• _Reading text_:

##############################

How is linux less enticing for free software distributors? And more to the point, who among the free software distributions, or even the freedom-or-nothing side of the community, are actually committing code to the kernel?
Are IBM and HP going to switch to supporting openSolaris with code contributions? Is Red Hat going to drop the linux kernel for openSolaris?
And considering the dual-licensing, will the free software community be contributing to the openSolaris kernel knowing that their contributions must be dual-licensed under CDDL/GPL, along with copyright assignment, in order to be accepted?
Or will the free software community, which makes up but a portion of the OSS community, manage to sustain a fork of openSolaris that's pure GPL, breaking away from the advantage of upstream support from Sun? Is that an incentive for Sun to adopt the GPL? So that the free software community can immediately strip it of CDDL licenses and prevent any community contributions back to Sun? Or from the community, will the Debian maintainers, who are having a hard enough time getting linux releases out the door, adopt a forked openSolaris kernel? Will the FSF be able to manage a forked openSolaris kernel as a GNU project?

##############################

• _Extracted data_:
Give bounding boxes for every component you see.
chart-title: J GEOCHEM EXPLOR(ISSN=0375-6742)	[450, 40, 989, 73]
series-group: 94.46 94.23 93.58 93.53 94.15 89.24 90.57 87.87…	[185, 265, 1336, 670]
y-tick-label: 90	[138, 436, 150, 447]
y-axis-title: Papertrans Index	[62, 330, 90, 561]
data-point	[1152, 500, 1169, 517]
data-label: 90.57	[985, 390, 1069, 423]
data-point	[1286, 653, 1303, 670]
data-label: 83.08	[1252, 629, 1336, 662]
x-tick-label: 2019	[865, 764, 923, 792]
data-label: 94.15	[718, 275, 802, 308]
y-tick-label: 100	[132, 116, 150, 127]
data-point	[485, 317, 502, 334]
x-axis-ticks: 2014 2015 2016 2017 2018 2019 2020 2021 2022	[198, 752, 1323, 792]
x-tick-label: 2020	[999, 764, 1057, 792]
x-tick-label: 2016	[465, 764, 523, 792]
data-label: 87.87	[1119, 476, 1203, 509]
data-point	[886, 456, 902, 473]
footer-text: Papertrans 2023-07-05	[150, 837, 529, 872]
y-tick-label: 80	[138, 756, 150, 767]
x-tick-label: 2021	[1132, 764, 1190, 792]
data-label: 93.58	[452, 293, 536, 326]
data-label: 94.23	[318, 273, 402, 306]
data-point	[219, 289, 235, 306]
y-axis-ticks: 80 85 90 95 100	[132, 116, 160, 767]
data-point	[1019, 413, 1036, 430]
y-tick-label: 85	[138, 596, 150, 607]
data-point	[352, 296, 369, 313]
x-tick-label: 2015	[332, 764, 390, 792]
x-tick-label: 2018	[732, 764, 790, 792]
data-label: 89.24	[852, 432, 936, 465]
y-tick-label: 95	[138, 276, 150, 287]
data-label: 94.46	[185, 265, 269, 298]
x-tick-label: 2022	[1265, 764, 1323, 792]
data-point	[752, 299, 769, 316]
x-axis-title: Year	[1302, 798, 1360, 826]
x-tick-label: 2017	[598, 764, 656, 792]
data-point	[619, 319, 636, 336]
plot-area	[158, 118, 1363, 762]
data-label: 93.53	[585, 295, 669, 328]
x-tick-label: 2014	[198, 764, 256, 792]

##############################

• _What is required_:
Set down the passage about openSolaris and the Linux kernel word for word, from "How is linux" to "to the kernel?".

• _Solution to this task_:
How is linux less enticing for free software distributors? And more to the point, who among the free software distributions, or even the freedom-or-nothing side of the community, are actually committing code to the kernel?